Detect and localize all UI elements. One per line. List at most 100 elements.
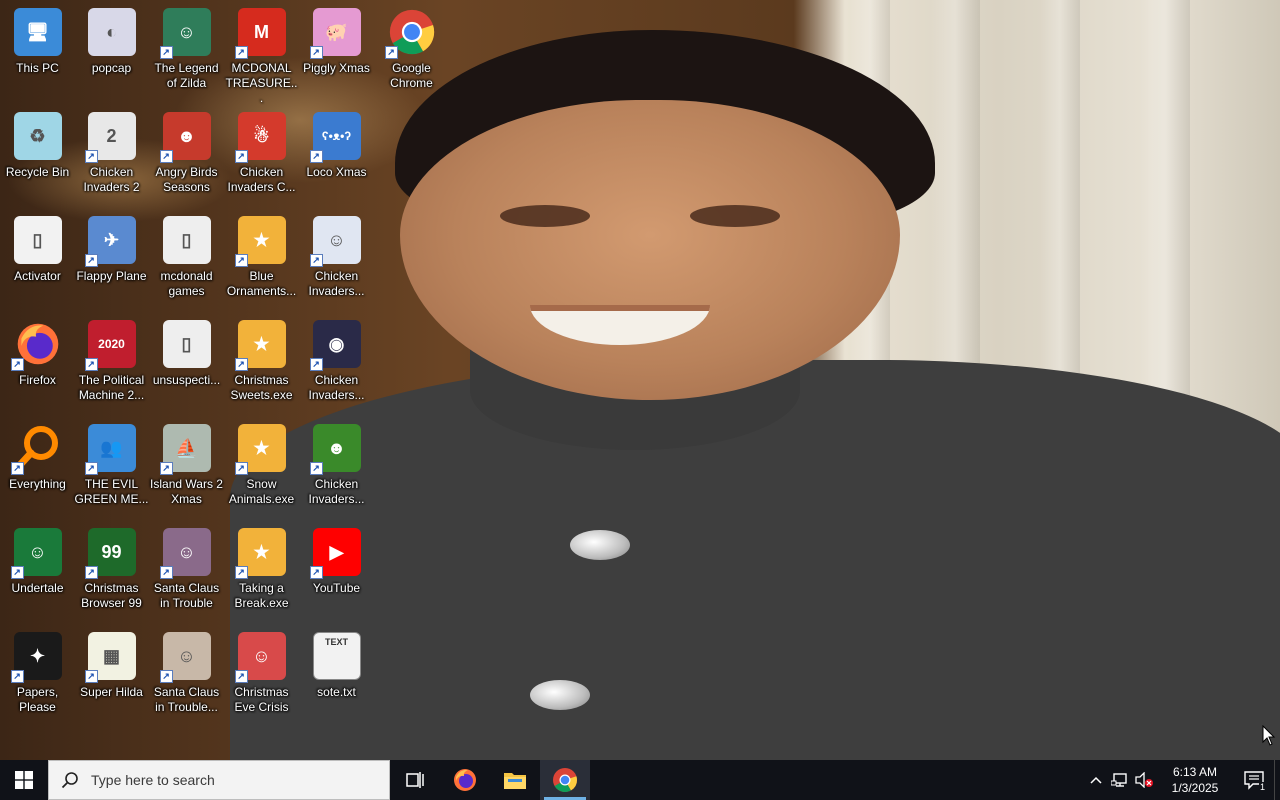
desktop-icon-chrome[interactable]: ↗ Google Chrome	[374, 2, 449, 106]
desktop-icon-chicken[interactable]: ☃ ↗ Chicken Invaders C...	[224, 106, 299, 210]
taskbar: 6:13 AM 1/3/2025 1	[0, 760, 1280, 800]
desktop-icon-island[interactable]: ⛵ ↗ Island Wars 2 Xmas	[149, 418, 224, 522]
desktop-icon-undertale[interactable]: ☺ ↗ Undertale	[0, 522, 75, 626]
desktop-icon-mcdonalds[interactable]: M ↗ MCDONAL TREASURE...	[224, 2, 299, 106]
desktop-icon-label: Christmas Browser 99	[81, 581, 142, 610]
search-input[interactable]	[91, 772, 371, 788]
desktop-icon-label: Chicken Invaders...	[308, 373, 365, 402]
plane-icon: ✈ ↗	[84, 216, 136, 267]
desktop-icon-angry-birds[interactable]: ☻ ↗ Angry Birds Seasons	[149, 106, 224, 210]
shortcut-arrow-icon: ↗	[234, 566, 248, 579]
desktop-icon-bear[interactable]: ʕ•ᴥ•ʔ ↗ Loco Xmas	[299, 106, 374, 210]
folder-icon: ▯	[162, 216, 211, 264]
network-icon	[1111, 773, 1127, 787]
desktop-icon-label: This PC	[16, 61, 59, 75]
shortcut-arrow-icon: ↗	[309, 46, 323, 59]
desktop-icon-folder-image[interactable]: ◐ popcap	[74, 2, 149, 106]
shortcut-arrow-icon: ↗	[234, 462, 248, 475]
desktop-icon-label: Flappy Plane	[76, 269, 147, 283]
desktop-icon-santa[interactable]: ☺ ↗ Santa Claus in Trouble...	[149, 626, 224, 730]
shortcut-arrow-icon: ↗	[384, 46, 398, 59]
shortcut-arrow-icon: ↗	[159, 566, 173, 579]
desktop-icon-christmas-tree[interactable]: 99 ↗ Christmas Browser 99	[74, 522, 149, 626]
desktop-icon-people[interactable]: 👥 ↗ THE EVIL GREEN ME...	[74, 418, 149, 522]
show-desktop-button[interactable]	[1274, 760, 1280, 800]
chicken-icon: ◉ ↗	[309, 320, 361, 371]
taskbar-clock[interactable]: 6:13 AM 1/3/2025	[1156, 760, 1234, 800]
app-icon: ★ ↗	[234, 216, 286, 267]
desktop-icon-label: YouTube	[312, 581, 361, 595]
volume-button[interactable]	[1132, 760, 1156, 800]
shortcut-arrow-icon: ↗	[10, 670, 24, 683]
island-icon: ⛵ ↗	[159, 424, 211, 475]
desktop-icon-app[interactable]: ★ ↗ Blue Ornaments...	[224, 210, 299, 314]
desktop-icon-label: Google Chrome	[390, 61, 433, 90]
shortcut-arrow-icon: ↗	[84, 358, 98, 371]
system-tray: 6:13 AM 1/3/2025 1	[1084, 760, 1280, 800]
shortcut-arrow-icon: ↗	[10, 566, 24, 579]
desktop-icon-label: The Political Machine 2...	[78, 373, 145, 402]
desktop-icon-game-character[interactable]: ☺ ↗ The Legend of Zilda	[149, 2, 224, 106]
desktop-icon-label: Chicken Invaders...	[308, 477, 365, 506]
start-button[interactable]	[0, 760, 48, 800]
papers-please-icon: ✦ ↗	[10, 632, 62, 683]
desktop-icon-firefox[interactable]: ↗ Firefox	[0, 314, 75, 418]
desktop-icon-folder[interactable]: ▯ mcdonald games	[149, 210, 224, 314]
desktop-icon-political-machine[interactable]: 2020 ↗ The Political Machine 2...	[74, 314, 149, 418]
desktop-icon-chicken[interactable]: ☺ ↗ Chicken Invaders...	[299, 210, 374, 314]
desktop-icon-file[interactable]: ▯ Activator	[0, 210, 75, 314]
desktop-icon-santa[interactable]: ☺ ↗ Santa Claus in Trouble	[149, 522, 224, 626]
desktop-icon-text-file[interactable]: TEXT sote.txt	[299, 626, 374, 730]
desktop-icon-label: mcdonald games	[160, 269, 213, 298]
santa-icon: ☺ ↗	[159, 632, 211, 683]
shortcut-arrow-icon: ↗	[234, 358, 248, 371]
network-button[interactable]	[1108, 760, 1132, 800]
firefox-icon: ↗	[10, 320, 62, 371]
taskbar-search-box[interactable]	[48, 760, 390, 800]
desktop-icon-chicken[interactable]: 2 ↗ Chicken Invaders 2	[74, 106, 149, 210]
desktop-icon-label: The Legend of Zilda	[154, 61, 219, 90]
desktop-icon-youtube[interactable]: ▶ ↗ YouTube	[299, 522, 374, 626]
windows-logo-icon	[15, 771, 33, 789]
desktop-icon-label: Santa Claus in Trouble	[153, 581, 220, 610]
desktop-icon-papers-please[interactable]: ✦ ↗ Papers, Please	[0, 626, 75, 730]
recycle-bin-icon: ♻	[13, 112, 62, 160]
desktop-icon-label: Loco Xmas	[306, 165, 367, 179]
file-explorer-taskbar-button[interactable]	[490, 760, 540, 800]
shortcut-arrow-icon: ↗	[159, 150, 173, 163]
desktop-icon-label: Angry Birds Seasons	[155, 165, 218, 194]
desktop-icon-chicken[interactable]: ◉ ↗ Chicken Invaders...	[299, 314, 374, 418]
desktop-icon-plane[interactable]: ✈ ↗ Flappy Plane	[74, 210, 149, 314]
desktop-icon-app[interactable]: ★ ↗ Snow Animals.exe	[224, 418, 299, 522]
desktop-icon-folder[interactable]: ▯ unsuspecti...	[149, 314, 224, 418]
mouse-cursor-icon	[1262, 725, 1276, 746]
chicken-icon: ☺ ↗	[309, 216, 361, 267]
desktop-icon-label: Christmas Sweets.exe	[230, 373, 293, 402]
desktop-icon-search[interactable]: ↗ Everything	[0, 418, 75, 522]
shortcut-arrow-icon: ↗	[10, 358, 24, 371]
pig-icon: 🐖 ↗	[309, 8, 361, 59]
chrome-taskbar-button[interactable]	[540, 760, 590, 800]
desktop-icon-app[interactable]: ★ ↗ Taking a Break.exe	[224, 522, 299, 626]
app-icon: ★ ↗	[234, 424, 286, 475]
chicken-icon: ☻ ↗	[309, 424, 361, 475]
firefox-taskbar-button[interactable]	[440, 760, 490, 800]
desktop-icon-pig[interactable]: 🐖 ↗ Piggly Xmas	[299, 2, 374, 106]
action-center-button[interactable]: 1	[1234, 760, 1274, 800]
desktop-icon-computer[interactable]: 🖥 This PC	[0, 2, 75, 106]
desktop-icon-label: popcap	[91, 61, 132, 75]
volume-muted-icon	[1135, 772, 1153, 788]
clock-date: 1/3/2025	[1171, 781, 1219, 795]
desktop-icon-chicken[interactable]: ☻ ↗ Chicken Invaders...	[299, 418, 374, 522]
chevron-up-icon	[1090, 776, 1102, 784]
desktop-icon-pixel-character[interactable]: ▦ ↗ Super Hilda	[74, 626, 149, 730]
desktop-icon-label: Snow Animals.exe	[228, 477, 295, 506]
desktop-icon-santa-face[interactable]: ☺ ↗ Christmas Eve Crisis	[224, 626, 299, 730]
desktop-icon-recycle-bin[interactable]: ♻ Recycle Bin	[0, 106, 75, 210]
chrome-icon	[553, 768, 578, 793]
desktop-icon-app[interactable]: ★ ↗ Christmas Sweets.exe	[224, 314, 299, 418]
shortcut-arrow-icon: ↗	[309, 462, 323, 475]
shortcut-arrow-icon: ↗	[234, 670, 248, 683]
task-view-button[interactable]	[390, 760, 440, 800]
show-hidden-icons-button[interactable]	[1084, 760, 1108, 800]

========

Goal:
Put every line of the material above into a numbered list, skipping blank lines and leaving out any pictures.

Response below:
1. Detect and localize all UI elements. One per line. List at most 100 elements.
2. desktop-icon-chrome[interactable]: ↗ Google Chrome	[374, 2, 449, 106]
3. desktop-icon-chicken[interactable]: ☃ ↗ Chicken Invaders C...	[224, 106, 299, 210]
4. taskbar: 6:13 AM 1/3/2025 1	[0, 760, 1280, 800]
5. desktop-icon-island[interactable]: ⛵ ↗ Island Wars 2 Xmas	[149, 418, 224, 522]
6. desktop-icon-undertale[interactable]: ☺ ↗ Undertale	[0, 522, 75, 626]
7. desktop-icon-mcdonalds[interactable]: M ↗ MCDONAL TREASURE...	[224, 2, 299, 106]
8. desktop-icon-label: Christmas Browser 99	[81, 581, 142, 610]
9. search-input[interactable]	[91, 772, 371, 788]
10. desktop-icon-label: Chicken Invaders...	[308, 373, 365, 402]
11. plane-icon: ✈ ↗	[84, 216, 136, 267]
12. desktop-icon-angry-birds[interactable]: ☻ ↗ Angry Birds Seasons	[149, 106, 224, 210]
13. shortcut-arrow-icon: ↗	[234, 566, 248, 579]
14. desktop-icon-bear[interactable]: ʕ•ᴥ•ʔ ↗ Loco Xmas	[299, 106, 374, 210]
15. folder-icon: ▯	[162, 216, 211, 264]
16. network-icon	[1111, 773, 1127, 787]
17. desktop-icon-label: This PC	[16, 61, 59, 75]
18. shortcut-arrow-icon: ↗	[309, 46, 323, 59]
19. desktop-icon-folder-image[interactable]: ◐ popcap	[74, 2, 149, 106]
20. shortcut-arrow-icon: ↗	[234, 462, 248, 475]
21. desktop-icon-label: Flappy Plane	[76, 269, 147, 283]
22. desktop-icon-santa[interactable]: ☺ ↗ Santa Claus in Trouble...	[149, 626, 224, 730]
23. shortcut-arrow-icon: ↗	[384, 46, 398, 59]
24. shortcut-arrow-icon: ↗	[159, 566, 173, 579]
25. desktop-icon-christmas-tree[interactable]: 99 ↗ Christmas Browser 99	[74, 522, 149, 626]
26. desktop-icon-people[interactable]: 👥 ↗ THE EVIL GREEN ME...	[74, 418, 149, 522]
27. show-desktop-button[interactable]	[1274, 760, 1280, 800]
28. chicken-icon: ◉ ↗	[309, 320, 361, 371]
29. taskbar-clock[interactable]: 6:13 AM 1/3/2025	[1156, 760, 1234, 800]
30. app-icon: ★ ↗	[234, 216, 286, 267]
31. desktop-icon-label: YouTube	[312, 581, 361, 595]
32. volume-button[interactable]	[1132, 760, 1156, 800]
33. shortcut-arrow-icon: ↗	[10, 670, 24, 683]
34. island-icon: ⛵ ↗	[159, 424, 211, 475]
35. desktop-icon-app[interactable]: ★ ↗ Blue Ornaments...	[224, 210, 299, 314]
36. desktop-icon-label: Google Chrome	[390, 61, 433, 90]
37. shortcut-arrow-icon: ↗	[84, 358, 98, 371]
38. system-tray: 6:13 AM 1/3/2025 1	[1084, 760, 1280, 800]
39. shortcut-arrow-icon: ↗	[10, 566, 24, 579]
40. desktop-icon-label: The Political Machine 2...	[78, 373, 145, 402]
41. desktop-icon-game-character[interactable]: ☺ ↗ The Legend of Zilda	[149, 2, 224, 106]
42. desktop-icon-label: Chicken Invaders...	[308, 477, 365, 506]
43. start-button[interactable]	[0, 760, 48, 800]
44. papers-please-icon: ✦ ↗	[10, 632, 62, 683]
45. desktop-icon-firefox[interactable]: ↗ Firefox	[0, 314, 75, 418]
46. desktop-icon-folder[interactable]: ▯ mcdonald games	[149, 210, 224, 314]
47. desktop-icon-political-machine[interactable]: 2020 ↗ The Political Machine 2...	[74, 314, 149, 418]
48. desktop-icon-chicken[interactable]: ☺ ↗ Chicken Invaders...	[299, 210, 374, 314]
49. desktop-icon-file[interactable]: ▯ Activator	[0, 210, 75, 314]
50. desktop-icon-santa[interactable]: ☺ ↗ Santa Claus in Trouble	[149, 522, 224, 626]
51. desktop-icon-text-file[interactable]: TEXT sote.txt	[299, 626, 374, 730]
52. desktop-icon-label: mcdonald games	[160, 269, 213, 298]
53. santa-icon: ☺ ↗	[159, 632, 211, 683]
54. shortcut-arrow-icon: ↗	[234, 358, 248, 371]
55. network-button[interactable]	[1108, 760, 1132, 800]
56. firefox-icon: ↗	[10, 320, 62, 371]
57. taskbar-search-box[interactable]	[48, 760, 390, 800]
58. desktop-icon-chicken[interactable]: 2 ↗ Chicken Invaders 2	[74, 106, 149, 210]
59. desktop-icon-label: The Legend of Zilda	[154, 61, 219, 90]
60. desktop-icon-youtube[interactable]: ▶ ↗ YouTube	[299, 522, 374, 626]
61. windows-logo-icon	[15, 771, 33, 789]
62. desktop-icon-label: Santa Claus in Trouble	[153, 581, 220, 610]
63. desktop-icon-papers-please[interactable]: ✦ ↗ Papers, Please	[0, 626, 75, 730]
64. recycle-bin-icon: ♻	[13, 112, 62, 160]
65. desktop-icon-label: Loco Xmas	[306, 165, 367, 179]
66. file-explorer-taskbar-button[interactable]	[490, 760, 540, 800]
67. shortcut-arrow-icon: ↗	[159, 150, 173, 163]
68. desktop-icon-label: Angry Birds Seasons	[155, 165, 218, 194]
69. desktop-icon-chicken[interactable]: ◉ ↗ Chicken Invaders...	[299, 314, 374, 418]
70. desktop-icon-plane[interactable]: ✈ ↗ Flappy Plane	[74, 210, 149, 314]
71. desktop-icon-app[interactable]: ★ ↗ Snow Animals.exe	[224, 418, 299, 522]
72. desktop-icon-folder[interactable]: ▯ unsuspecti...	[149, 314, 224, 418]
73. mouse-cursor-icon	[1262, 725, 1276, 746]
74. chicken-icon: ☺ ↗	[309, 216, 361, 267]
75. desktop-icon-label: Christmas Sweets.exe	[230, 373, 293, 402]
76. desktop-icon-search[interactable]: ↗ Everything	[0, 418, 75, 522]
77. shortcut-arrow-icon: ↗	[10, 358, 24, 371]
78. pig-icon: 🐖 ↗	[309, 8, 361, 59]
79. chrome-taskbar-button[interactable]	[540, 760, 590, 800]
80. desktop-icon-app[interactable]: ★ ↗ Taking a Break.exe	[224, 522, 299, 626]
81. app-icon: ★ ↗	[234, 424, 286, 475]
82. chicken-icon: ☻ ↗	[309, 424, 361, 475]
83. firefox-taskbar-button[interactable]	[440, 760, 490, 800]
84. desktop-icon-pig[interactable]: 🐖 ↗ Piggly Xmas	[299, 2, 374, 106]
85. action-center-button[interactable]: 1	[1234, 760, 1274, 800]
86. desktop-icon-computer[interactable]: 🖥 This PC	[0, 2, 75, 106]
87. desktop-icon-label: popcap	[91, 61, 132, 75]
88. volume-muted-icon	[1135, 772, 1153, 788]
89. clock-date: 1/3/2025	[1171, 781, 1219, 795]
90. desktop-icon-chicken[interactable]: ☻ ↗ Chicken Invaders...	[299, 418, 374, 522]
91. chevron-up-icon	[1090, 776, 1102, 784]
92. desktop-icon-pixel-character[interactable]: ▦ ↗ Super Hilda	[74, 626, 149, 730]
93. desktop-icon-label: Snow Animals.exe	[228, 477, 295, 506]
94. desktop-icon-santa-face[interactable]: ☺ ↗ Christmas Eve Crisis	[224, 626, 299, 730]
95. desktop-icon-recycle-bin[interactable]: ♻ Recycle Bin	[0, 106, 75, 210]
96. chrome-icon	[553, 768, 578, 793]
97. desktop-icon-app[interactable]: ★ ↗ Christmas Sweets.exe	[224, 314, 299, 418]
98. shortcut-arrow-icon: ↗	[309, 462, 323, 475]
99. shortcut-arrow-icon: ↗	[234, 670, 248, 683]
100. task-view-button[interactable]	[390, 760, 440, 800]
101. show-hidden-icons-button[interactable]	[1084, 760, 1108, 800]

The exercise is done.